Note each line where "JSON" appears, and copy it.
╔══
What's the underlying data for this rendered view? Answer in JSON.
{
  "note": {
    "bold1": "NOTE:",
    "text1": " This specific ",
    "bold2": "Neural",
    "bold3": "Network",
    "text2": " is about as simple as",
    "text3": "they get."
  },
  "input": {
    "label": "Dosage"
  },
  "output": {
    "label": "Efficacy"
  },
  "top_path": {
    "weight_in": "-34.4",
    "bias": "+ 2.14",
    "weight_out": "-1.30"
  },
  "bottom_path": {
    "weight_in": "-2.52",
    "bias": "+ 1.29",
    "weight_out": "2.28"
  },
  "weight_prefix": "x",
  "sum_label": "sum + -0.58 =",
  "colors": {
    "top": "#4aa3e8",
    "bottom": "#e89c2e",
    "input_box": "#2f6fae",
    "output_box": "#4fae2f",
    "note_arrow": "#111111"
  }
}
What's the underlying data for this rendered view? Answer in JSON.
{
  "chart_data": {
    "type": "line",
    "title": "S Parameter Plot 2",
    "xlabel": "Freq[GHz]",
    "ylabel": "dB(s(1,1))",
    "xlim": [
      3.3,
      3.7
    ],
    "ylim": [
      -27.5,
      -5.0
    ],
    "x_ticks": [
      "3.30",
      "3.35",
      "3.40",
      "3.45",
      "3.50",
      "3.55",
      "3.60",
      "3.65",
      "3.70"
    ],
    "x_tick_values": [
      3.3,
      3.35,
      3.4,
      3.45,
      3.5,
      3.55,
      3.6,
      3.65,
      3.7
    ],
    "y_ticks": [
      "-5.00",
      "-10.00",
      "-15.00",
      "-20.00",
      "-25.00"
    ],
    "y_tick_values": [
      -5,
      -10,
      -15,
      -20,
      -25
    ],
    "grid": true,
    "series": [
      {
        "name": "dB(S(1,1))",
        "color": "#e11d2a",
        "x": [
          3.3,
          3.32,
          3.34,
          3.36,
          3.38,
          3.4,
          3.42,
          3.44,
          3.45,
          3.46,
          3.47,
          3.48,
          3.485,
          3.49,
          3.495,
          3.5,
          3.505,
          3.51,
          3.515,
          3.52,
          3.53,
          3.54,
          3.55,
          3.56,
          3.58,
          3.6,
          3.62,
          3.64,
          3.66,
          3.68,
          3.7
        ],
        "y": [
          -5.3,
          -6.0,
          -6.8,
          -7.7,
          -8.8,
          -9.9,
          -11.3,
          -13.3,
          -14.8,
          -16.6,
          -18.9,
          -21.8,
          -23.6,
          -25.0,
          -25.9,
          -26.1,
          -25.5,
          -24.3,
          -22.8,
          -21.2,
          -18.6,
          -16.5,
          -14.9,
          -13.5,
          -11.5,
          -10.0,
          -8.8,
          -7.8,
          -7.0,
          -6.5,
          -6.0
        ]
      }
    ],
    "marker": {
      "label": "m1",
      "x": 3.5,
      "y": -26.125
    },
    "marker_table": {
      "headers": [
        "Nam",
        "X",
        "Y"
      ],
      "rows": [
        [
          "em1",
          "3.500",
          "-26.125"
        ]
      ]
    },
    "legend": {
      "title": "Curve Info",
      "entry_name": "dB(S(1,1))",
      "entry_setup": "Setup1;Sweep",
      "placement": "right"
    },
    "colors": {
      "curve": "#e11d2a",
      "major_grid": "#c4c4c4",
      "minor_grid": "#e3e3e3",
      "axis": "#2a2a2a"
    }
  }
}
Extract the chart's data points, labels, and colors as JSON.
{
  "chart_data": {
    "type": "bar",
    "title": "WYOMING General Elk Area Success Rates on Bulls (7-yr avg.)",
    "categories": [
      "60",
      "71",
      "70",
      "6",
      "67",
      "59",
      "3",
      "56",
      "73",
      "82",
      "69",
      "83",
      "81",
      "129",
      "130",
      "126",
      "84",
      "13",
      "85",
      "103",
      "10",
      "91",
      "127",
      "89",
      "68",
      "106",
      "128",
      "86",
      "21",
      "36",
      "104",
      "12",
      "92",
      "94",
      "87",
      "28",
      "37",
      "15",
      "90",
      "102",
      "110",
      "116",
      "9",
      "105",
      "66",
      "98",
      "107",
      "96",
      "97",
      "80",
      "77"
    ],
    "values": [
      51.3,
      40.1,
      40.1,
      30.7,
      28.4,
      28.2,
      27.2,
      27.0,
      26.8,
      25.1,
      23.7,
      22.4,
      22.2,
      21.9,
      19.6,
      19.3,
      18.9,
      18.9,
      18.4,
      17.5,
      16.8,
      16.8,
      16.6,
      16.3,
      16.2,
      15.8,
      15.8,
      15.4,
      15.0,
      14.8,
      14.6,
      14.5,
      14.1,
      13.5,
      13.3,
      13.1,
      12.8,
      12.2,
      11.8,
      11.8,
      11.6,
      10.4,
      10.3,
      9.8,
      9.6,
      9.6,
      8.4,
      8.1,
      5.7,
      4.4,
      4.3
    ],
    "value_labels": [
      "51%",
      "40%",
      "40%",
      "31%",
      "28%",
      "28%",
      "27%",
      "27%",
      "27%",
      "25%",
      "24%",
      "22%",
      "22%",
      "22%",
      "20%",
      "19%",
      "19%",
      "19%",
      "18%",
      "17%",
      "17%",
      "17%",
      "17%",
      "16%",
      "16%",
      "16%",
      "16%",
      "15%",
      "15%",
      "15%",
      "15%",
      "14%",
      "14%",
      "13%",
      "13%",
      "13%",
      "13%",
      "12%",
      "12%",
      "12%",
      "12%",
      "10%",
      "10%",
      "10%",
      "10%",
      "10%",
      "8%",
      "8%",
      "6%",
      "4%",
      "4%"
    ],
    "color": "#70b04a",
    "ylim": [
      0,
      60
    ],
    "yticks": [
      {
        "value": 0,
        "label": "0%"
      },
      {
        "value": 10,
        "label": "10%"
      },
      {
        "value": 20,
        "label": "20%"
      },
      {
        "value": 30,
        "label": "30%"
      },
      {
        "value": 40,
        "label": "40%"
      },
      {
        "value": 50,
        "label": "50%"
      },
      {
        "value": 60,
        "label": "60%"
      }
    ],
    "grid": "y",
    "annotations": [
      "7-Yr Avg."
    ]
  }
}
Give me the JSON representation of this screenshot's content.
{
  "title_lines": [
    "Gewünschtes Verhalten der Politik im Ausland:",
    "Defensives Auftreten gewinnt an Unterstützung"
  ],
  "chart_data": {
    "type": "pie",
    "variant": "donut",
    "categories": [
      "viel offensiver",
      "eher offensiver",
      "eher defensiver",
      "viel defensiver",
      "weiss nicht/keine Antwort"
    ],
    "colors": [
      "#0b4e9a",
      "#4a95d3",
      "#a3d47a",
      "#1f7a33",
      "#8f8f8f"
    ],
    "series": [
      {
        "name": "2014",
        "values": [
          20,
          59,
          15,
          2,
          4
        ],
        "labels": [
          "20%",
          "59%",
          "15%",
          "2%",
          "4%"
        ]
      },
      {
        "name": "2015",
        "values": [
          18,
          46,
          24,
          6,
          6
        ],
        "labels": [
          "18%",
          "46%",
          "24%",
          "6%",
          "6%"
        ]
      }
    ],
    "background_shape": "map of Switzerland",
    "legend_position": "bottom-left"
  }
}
╚══
◆ Written response:
What's the underlying data for this rendered view? Answer in JSON.
What's the underlying data for this rendered view? Answer in JSON.
Extract the chart's data points, labels, and colors as JSON.
Give me the JSON representation of this screenshot's content.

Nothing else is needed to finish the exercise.